**Short task**:
Leave out the pictures and copy each record below exactly.

**Entries shown**:
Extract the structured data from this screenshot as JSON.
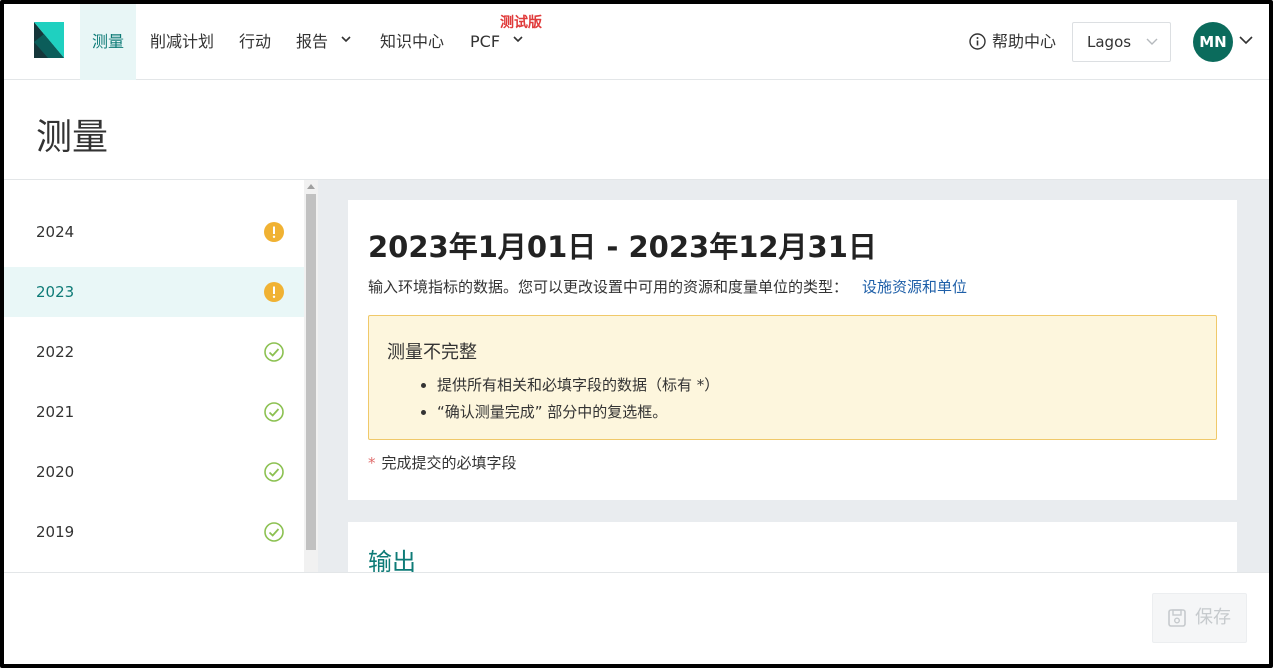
{
  "nav": {
    "items": [
      {
        "label": "测量"
      },
      {
        "label": "削减计划"
      },
      {
        "label": "行动"
      },
      {
        "label": "报告"
      },
      {
        "label": "知识中心"
      },
      {
        "label": "PCF"
      }
    ],
    "beta_label": "测试版",
    "help_label": "帮助中心",
    "site_selector_value": "Lagos",
    "avatar_initials": "MN"
  },
  "page": {
    "title": "测量"
  },
  "sidebar": {
    "years": [
      {
        "label": "2024",
        "status": "warning-icon"
      },
      {
        "label": "2023",
        "status": "warning-icon"
      },
      {
        "label": "2022",
        "status": "check-icon"
      },
      {
        "label": "2021",
        "status": "check-icon"
      },
      {
        "label": "2020",
        "status": "check-icon"
      },
      {
        "label": "2019",
        "status": "check-icon"
      }
    ]
  },
  "main": {
    "period_title": "2023年1月01日 - 2023年12月31日",
    "description": "输入环境指标的数据。您可以更改设置中可用的资源和度量单位的类型：",
    "settings_link": "设施资源和单位",
    "alert": {
      "title": "测量不完整",
      "items": [
        "提供所有相关和必填字段的数据（标有 *）",
        "“确认测量完成” 部分中的复选框。"
      ]
    },
    "required_note_star": "*",
    "required_note": "完成提交的必填字段",
    "section_title": "输出"
  },
  "footer": {
    "save_label": "保存"
  },
  "colors": {
    "brand": "#0e7b77",
    "warning": "#f0b233",
    "success": "#8cc152",
    "avatar": "#0b6b5c",
    "beta": "#e03b3b"
  }
}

**Task answer**:
Extract the structured data from this screenshot as JSON.
{
  "nav": {
    "items": [
      {
        "label": "测量"
      },
      {
        "label": "削减计划"
      },
      {
        "label": "行动"
      },
      {
        "label": "报告"
      },
      {
        "label": "知识中心"
      },
      {
        "label": "PCF"
      }
    ],
    "beta_label": "测试版",
    "help_label": "帮助中心",
    "site_selector_value": "Lagos",
    "avatar_initials": "MN"
  },
  "page": {
    "title": "测量"
  },
  "sidebar": {
    "years": [
      {
        "label": "2024",
        "status": "warning-icon"
      },
      {
        "label": "2023",
        "status": "warning-icon"
      },
      {
        "label": "2022",
        "status": "check-icon"
      },
      {
        "label": "2021",
        "status": "check-icon"
      },
      {
        "label": "2020",
        "status": "check-icon"
      },
      {
        "label": "2019",
        "status": "check-icon"
      }
    ]
  },
  "main": {
    "period_title": "2023年1月01日 - 2023年12月31日",
    "description": "输入环境指标的数据。您可以更改设置中可用的资源和度量单位的类型：",
    "settings_link": "设施资源和单位",
    "alert": {
      "title": "测量不完整",
      "items": [
        "提供所有相关和必填字段的数据（标有 *）",
        "“确认测量完成” 部分中的复选框。"
      ]
    },
    "required_note_star": "*",
    "required_note": "完成提交的必填字段",
    "section_title": "输出"
  },
  "footer": {
    "save_label": "保存"
  },
  "colors": {
    "brand": "#0e7b77",
    "warning": "#f0b233",
    "success": "#8cc152",
    "avatar": "#0b6b5c",
    "beta": "#e03b3b"
  }
}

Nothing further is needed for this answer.